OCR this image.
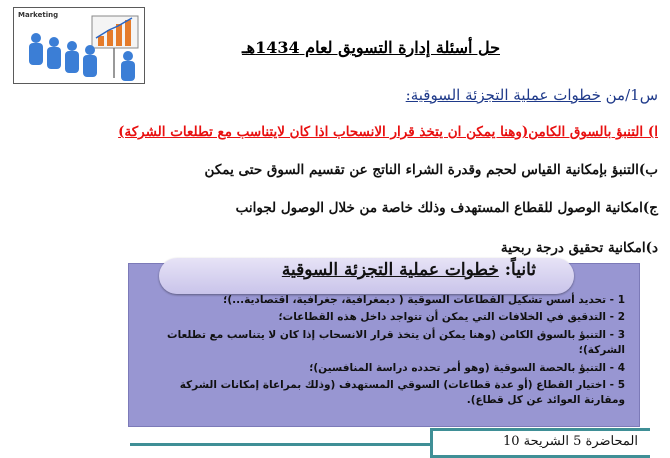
Marketing
حل أسئلة إدارة التسويق لعام 1434هـ
س1/من خطوات عملية التجزئة السوقية:
ا) التنبؤ بالسوق الكامن(وهنا يمكن ان يتخذ قرار الانسحاب اذا كان لايتناسب مع تطلعات الشركة)
ب)التنبؤ بإمكانية القياس لحجم وقدرة الشراء الناتج عن تقسيم السوق حتى يمكن
ج)امكانية الوصول للقطاع المستهدف وذلك خاصة من خلال الوصول لجوانب
د)امكانية تحقيق درجة ربحية
ثانياً: خطوات عملية التجزئة السوقية
1 - تحديد أسس تشكيل القطاعات السوقية ( ديمغرافية، جغرافية، اقتصادية...)؛
2 - التدقيق في الخلافات التي يمكن أن تتواجد داخل هذه القطاعات؛
3 - التنبؤ بالسوق الكامن (وهنا يمكن أن يتخذ قرار الانسحاب إذا كان لا يتناسب مع تطلعات الشركة)؛
4 - التنبؤ بالحصة السوقية (وهو أمر تحدده دراسة المنافسين)؛
5 - اختيار القطاع (أو عدة قطاعات) السوقي المستهدف (وذلك بمراعاة إمكانات الشركة ومقارنة العوائد عن كل قطاع).
المحاضرة 5 الشريحة 10
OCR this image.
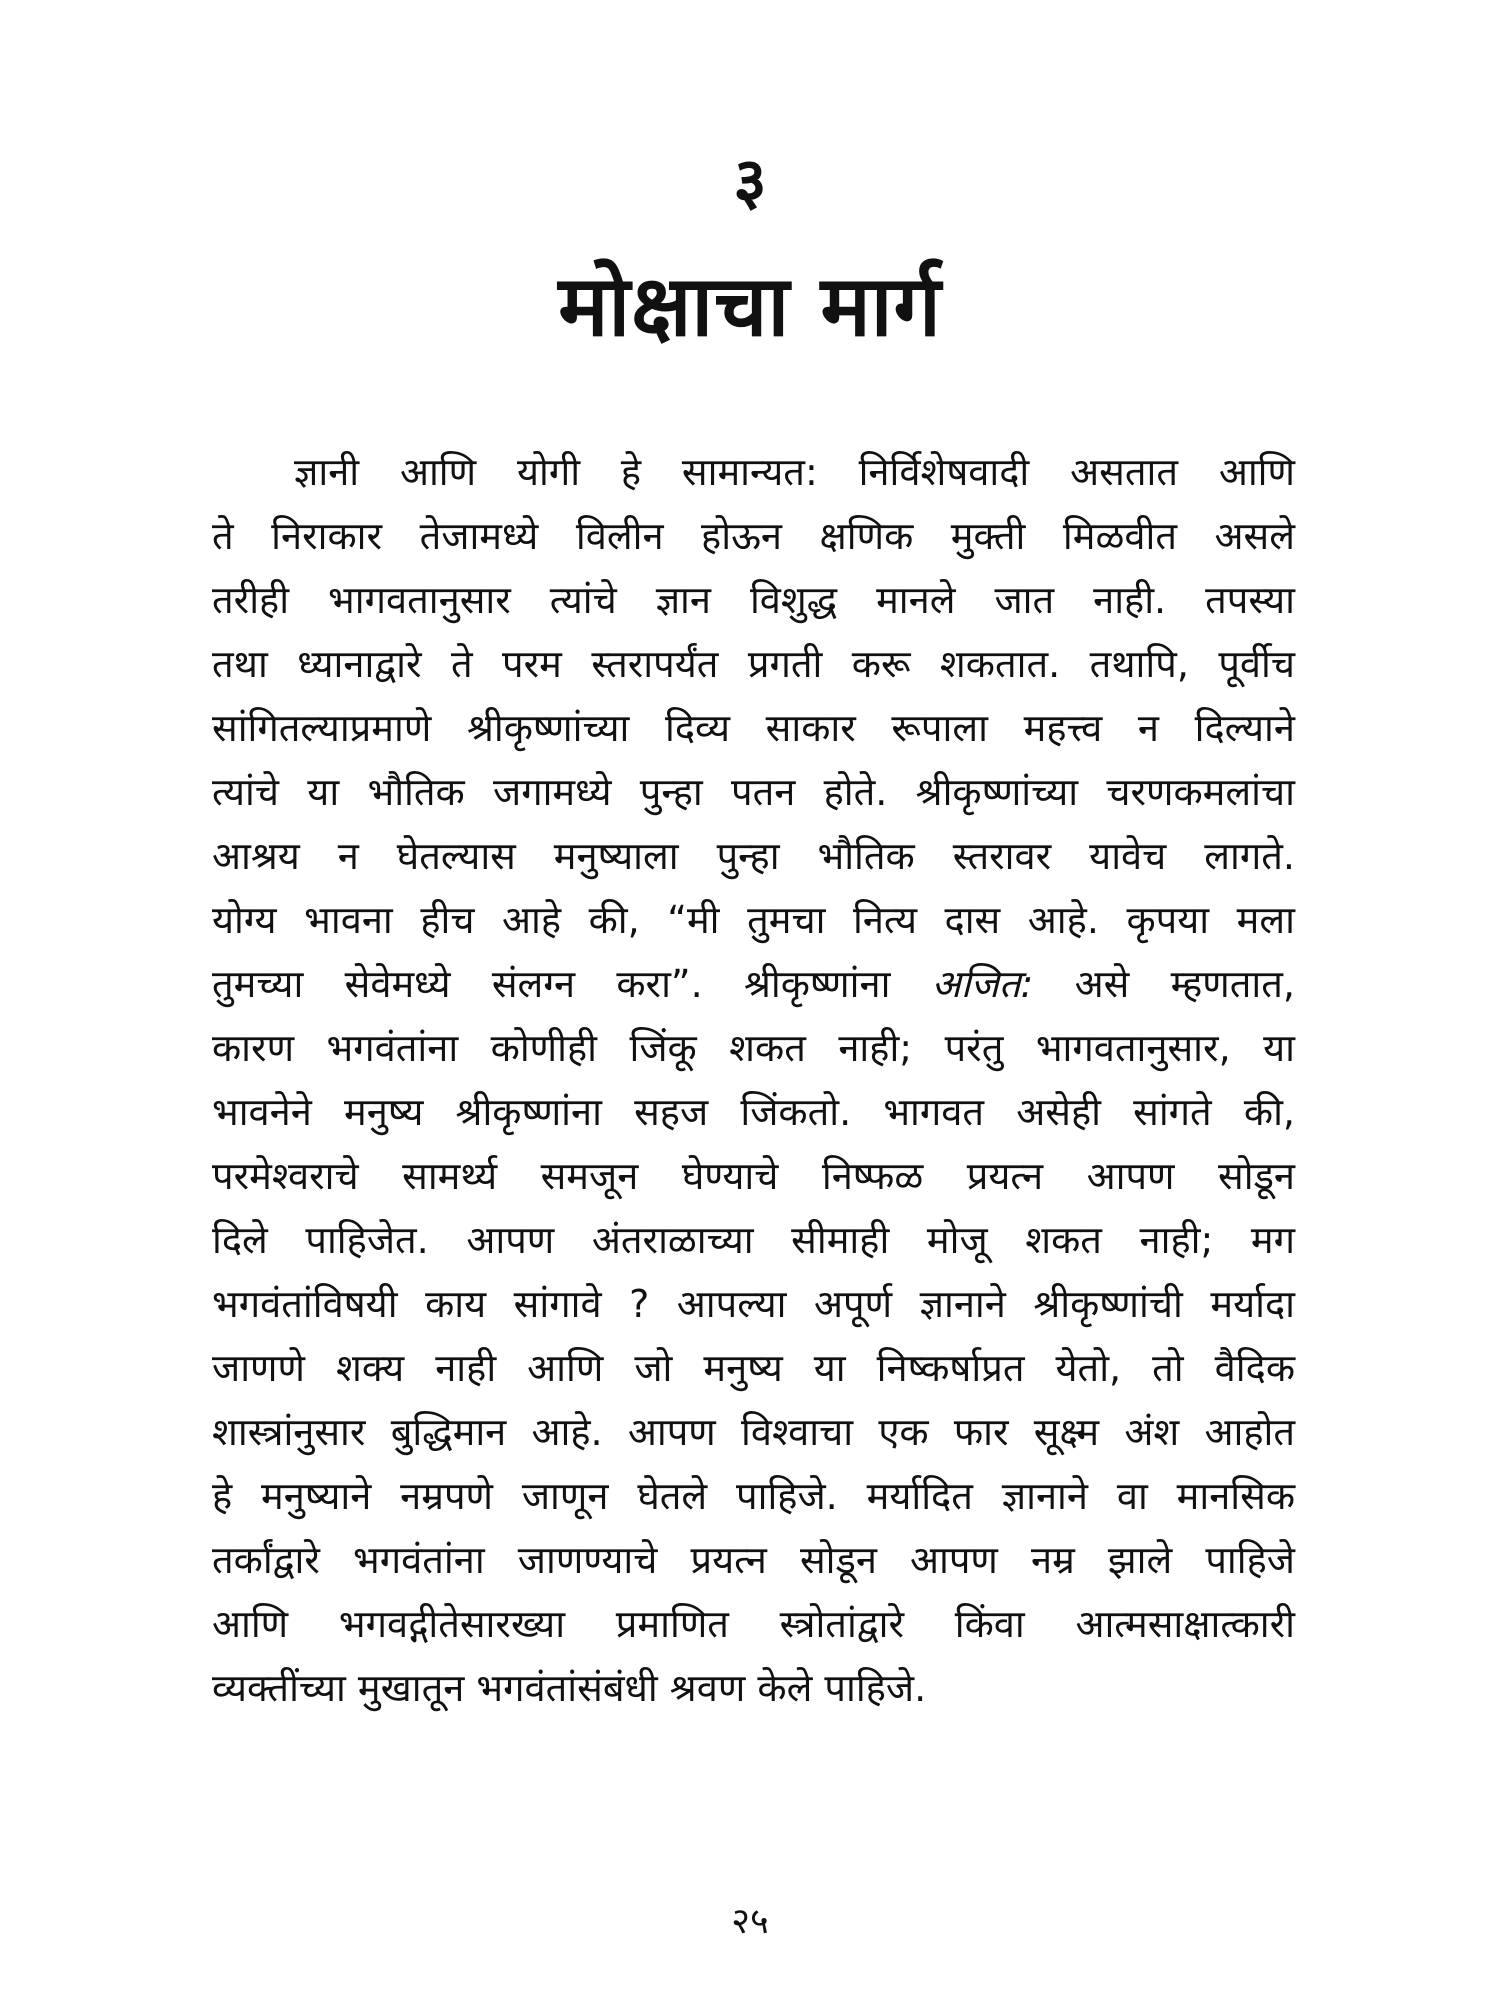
३
मोक्षाचा मार्ग
ज्ञानी आणि योगी हे सामान्यत: निर्विशेषवादी असतात आणि
ते निराकार तेजामध्ये विलीन होऊन क्षणिक मुक्ती मिळवीत असले
तरीही भागवतानुसार त्यांचे ज्ञान विशुद्ध मानले जात नाही. तपस्या
तथा ध्यानाद्वारे ते परम स्तरापर्यंत प्रगती करू शकतात. तथापि, पूर्वीच
सांगितल्याप्रमाणे श्रीकृष्णांच्या दिव्य साकार रूपाला महत्त्व न दिल्याने
त्यांचे या भौतिक जगामध्ये पुन्हा पतन होते. श्रीकृष्णांच्या चरणकमलांचा
आश्रय न घेतल्यास मनुष्याला पुन्हा भौतिक स्तरावर यावेच लागते.
योग्य भावना हीच आहे की, “मी तुमचा नित्य दास आहे. कृपया मला
तुमच्या सेवेमध्ये संलग्न करा”. श्रीकृष्णांना अजित: असे म्हणतात,
कारण भगवंतांना कोणीही जिंकू शकत नाही; परंतु भागवतानुसार, या
भावनेने मनुष्य श्रीकृष्णांना सहज जिंकतो. भागवत असेही सांगते की,
परमेश्वराचे सामर्थ्य समजून घेण्याचे निष्फळ प्रयत्न आपण सोडून
दिले पाहिजेत. आपण अंतराळाच्या सीमाही मोजू शकत नाही; मग
भगवंतांविषयी काय सांगावे ? आपल्या अपूर्ण ज्ञानाने श्रीकृष्णांची मर्यादा
जाणणे शक्य नाही आणि जो मनुष्य या निष्कर्षाप्रत येतो, तो वैदिक
शास्त्रांनुसार बुद्धिमान आहे. आपण विश्वाचा एक फार सूक्ष्म अंश आहोत
हे मनुष्याने नम्रपणे जाणून घेतले पाहिजे. मर्यादित ज्ञानाने वा मानसिक
तर्कांद्वारे भगवंतांना जाणण्याचे प्रयत्न सोडून आपण नम्र झाले पाहिजे
आणि भगवद्गीतेसारख्या प्रमाणित स्त्रोतांद्वारे किंवा आत्मसाक्षात्कारी
व्यक्तींच्या मुखातून भगवंतांसंबंधी श्रवण केले पाहिजे.
२५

****************************************

- Your instructions -
Repeat the material above in full and exactly, apart from the pictures.

- Written solution -
OCR this image.
Marketing
حل أسئلة إدارة التسويق لعام 1434هـ
س1/من خطوات عملية التجزئة السوقية:
ا) التنبؤ بالسوق الكامن(وهنا يمكن ان يتخذ قرار الانسحاب اذا كان لايتناسب مع تطلعات الشركة)
ب)التنبؤ بإمكانية القياس لحجم وقدرة الشراء الناتج عن تقسيم السوق حتى يمكن
ج)امكانية الوصول للقطاع المستهدف وذلك خاصة من خلال الوصول لجوانب
د)امكانية تحقيق درجة ربحية
ثانياً: خطوات عملية التجزئة السوقية
1 - تحديد أسس تشكيل القطاعات السوقية ( ديمغرافية، جغرافية، اقتصادية...)؛
2 - التدقيق في الخلافات التي يمكن أن تتواجد داخل هذه القطاعات؛
3 - التنبؤ بالسوق الكامن (وهنا يمكن أن يتخذ قرار الانسحاب إذا كان لا يتناسب مع تطلعات الشركة)؛
4 - التنبؤ بالحصة السوقية (وهو أمر تحدده دراسة المنافسين)؛
5 - اختيار القطاع (أو عدة قطاعات) السوقي المستهدف (وذلك بمراعاة إمكانات الشركة ومقارنة العوائد عن كل قطاع).
المحاضرة 5 الشريحة 10
OCR this image.
३
मोक्षाचा मार्ग
ज्ञानी आणि योगी हे सामान्यत: निर्विशेषवादी असतात आणि
ते निराकार तेजामध्ये विलीन होऊन क्षणिक मुक्ती मिळवीत असले
तरीही भागवतानुसार त्यांचे ज्ञान विशुद्ध मानले जात नाही. तपस्या
तथा ध्यानाद्वारे ते परम स्तरापर्यंत प्रगती करू शकतात. तथापि, पूर्वीच
सांगितल्याप्रमाणे श्रीकृष्णांच्या दिव्य साकार रूपाला महत्त्व न दिल्याने
त्यांचे या भौतिक जगामध्ये पुन्हा पतन होते. श्रीकृष्णांच्या चरणकमलांचा
आश्रय न घेतल्यास मनुष्याला पुन्हा भौतिक स्तरावर यावेच लागते.
योग्य भावना हीच आहे की, “मी तुमचा नित्य दास आहे. कृपया मला
तुमच्या सेवेमध्ये संलग्न करा”. श्रीकृष्णांना अजित: असे म्हणतात,
कारण भगवंतांना कोणीही जिंकू शकत नाही; परंतु भागवतानुसार, या
भावनेने मनुष्य श्रीकृष्णांना सहज जिंकतो. भागवत असेही सांगते की,
परमेश्वराचे सामर्थ्य समजून घेण्याचे निष्फळ प्रयत्न आपण सोडून
दिले पाहिजेत. आपण अंतराळाच्या सीमाही मोजू शकत नाही; मग
भगवंतांविषयी काय सांगावे ? आपल्या अपूर्ण ज्ञानाने श्रीकृष्णांची मर्यादा
जाणणे शक्य नाही आणि जो मनुष्य या निष्कर्षाप्रत येतो, तो वैदिक
शास्त्रांनुसार बुद्धिमान आहे. आपण विश्वाचा एक फार सूक्ष्म अंश आहोत
हे मनुष्याने नम्रपणे जाणून घेतले पाहिजे. मर्यादित ज्ञानाने वा मानसिक
तर्कांद्वारे भगवंतांना जाणण्याचे प्रयत्न सोडून आपण नम्र झाले पाहिजे
आणि भगवद्गीतेसारख्या प्रमाणित स्त्रोतांद्वारे किंवा आत्मसाक्षात्कारी
व्यक्तींच्या मुखातून भगवंतांसंबंधी श्रवण केले पाहिजे.
२५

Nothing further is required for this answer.